Information given:
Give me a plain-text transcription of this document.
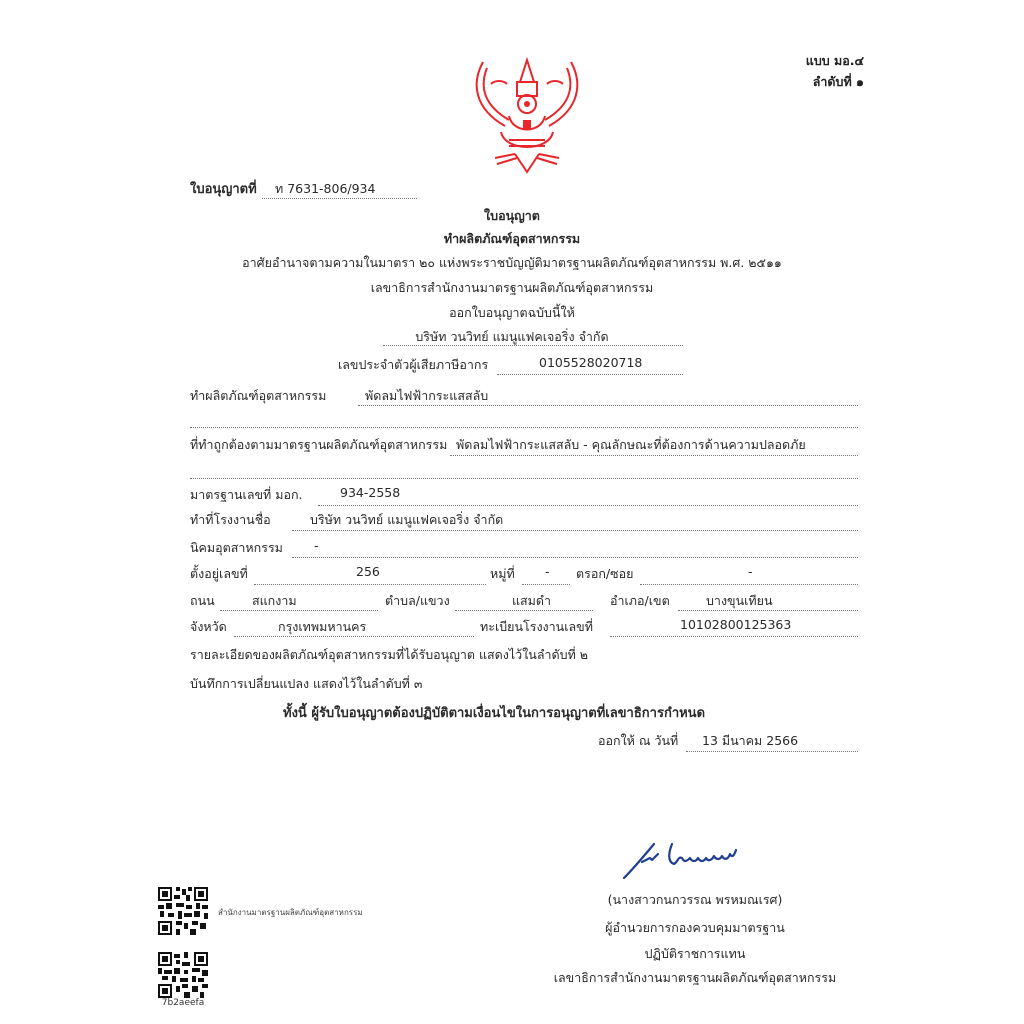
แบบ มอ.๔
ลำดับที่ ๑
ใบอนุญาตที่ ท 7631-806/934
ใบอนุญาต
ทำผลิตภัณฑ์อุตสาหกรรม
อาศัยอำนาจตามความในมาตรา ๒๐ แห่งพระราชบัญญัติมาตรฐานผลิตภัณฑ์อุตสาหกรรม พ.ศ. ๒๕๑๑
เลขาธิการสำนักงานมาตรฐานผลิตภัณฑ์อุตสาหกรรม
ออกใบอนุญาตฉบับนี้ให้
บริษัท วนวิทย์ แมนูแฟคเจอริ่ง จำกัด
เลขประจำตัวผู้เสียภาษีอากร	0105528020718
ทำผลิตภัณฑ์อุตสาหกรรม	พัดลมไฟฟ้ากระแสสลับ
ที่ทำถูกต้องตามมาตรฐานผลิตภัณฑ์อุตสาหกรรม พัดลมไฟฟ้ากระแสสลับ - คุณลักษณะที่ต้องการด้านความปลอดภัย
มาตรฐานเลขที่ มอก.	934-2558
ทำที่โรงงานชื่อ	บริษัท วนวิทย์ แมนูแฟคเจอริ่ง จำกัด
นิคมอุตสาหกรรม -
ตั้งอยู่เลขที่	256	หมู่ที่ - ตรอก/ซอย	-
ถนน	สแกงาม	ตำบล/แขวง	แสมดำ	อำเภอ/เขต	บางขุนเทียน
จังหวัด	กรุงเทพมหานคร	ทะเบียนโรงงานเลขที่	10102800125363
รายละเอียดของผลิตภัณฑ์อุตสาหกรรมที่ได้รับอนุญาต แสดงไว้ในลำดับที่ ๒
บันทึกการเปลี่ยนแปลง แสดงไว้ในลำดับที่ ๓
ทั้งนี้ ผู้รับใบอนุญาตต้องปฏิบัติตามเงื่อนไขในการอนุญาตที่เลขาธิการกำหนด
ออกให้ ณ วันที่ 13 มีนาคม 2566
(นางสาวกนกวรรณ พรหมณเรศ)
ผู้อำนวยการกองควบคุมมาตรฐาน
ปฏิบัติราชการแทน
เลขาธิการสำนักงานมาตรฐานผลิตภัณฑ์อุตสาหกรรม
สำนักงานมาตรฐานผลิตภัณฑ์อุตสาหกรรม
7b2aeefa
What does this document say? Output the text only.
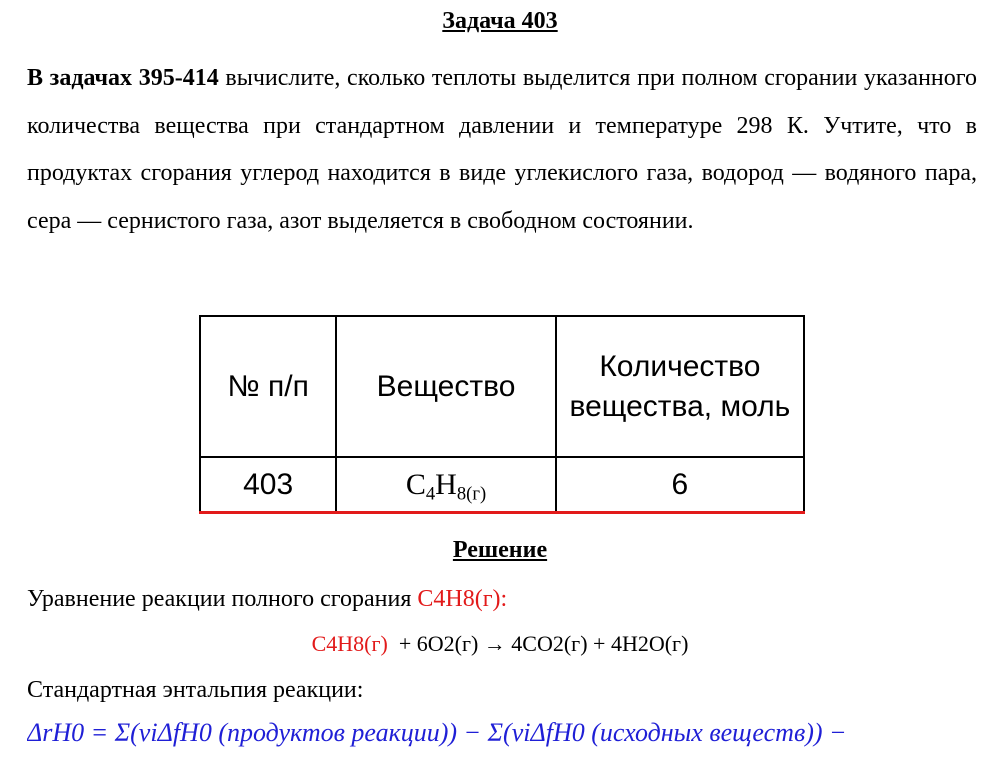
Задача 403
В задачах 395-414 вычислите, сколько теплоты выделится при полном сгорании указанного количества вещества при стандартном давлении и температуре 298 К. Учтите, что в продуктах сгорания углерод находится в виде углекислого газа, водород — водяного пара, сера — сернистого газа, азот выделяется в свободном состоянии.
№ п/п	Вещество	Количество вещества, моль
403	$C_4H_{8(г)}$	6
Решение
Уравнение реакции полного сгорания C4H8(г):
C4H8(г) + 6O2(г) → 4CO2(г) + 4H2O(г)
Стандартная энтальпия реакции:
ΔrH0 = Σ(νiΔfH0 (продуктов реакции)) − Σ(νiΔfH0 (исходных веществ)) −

Goal of the exercise: Pick out every line with the string "ากระแสสล" and copy it.

Complete answer:
ทำผลิตภัณฑ์อุตสาหกรรม	พัดลมไฟฟ้ากระแสสลับ
ที่ทำถูกต้องตามมาตรฐานผลิตภัณฑ์อุตสาหกรรม พัดลมไฟฟ้ากระแสสลับ - คุณลักษณะที่ต้องการด้านความปลอดภัย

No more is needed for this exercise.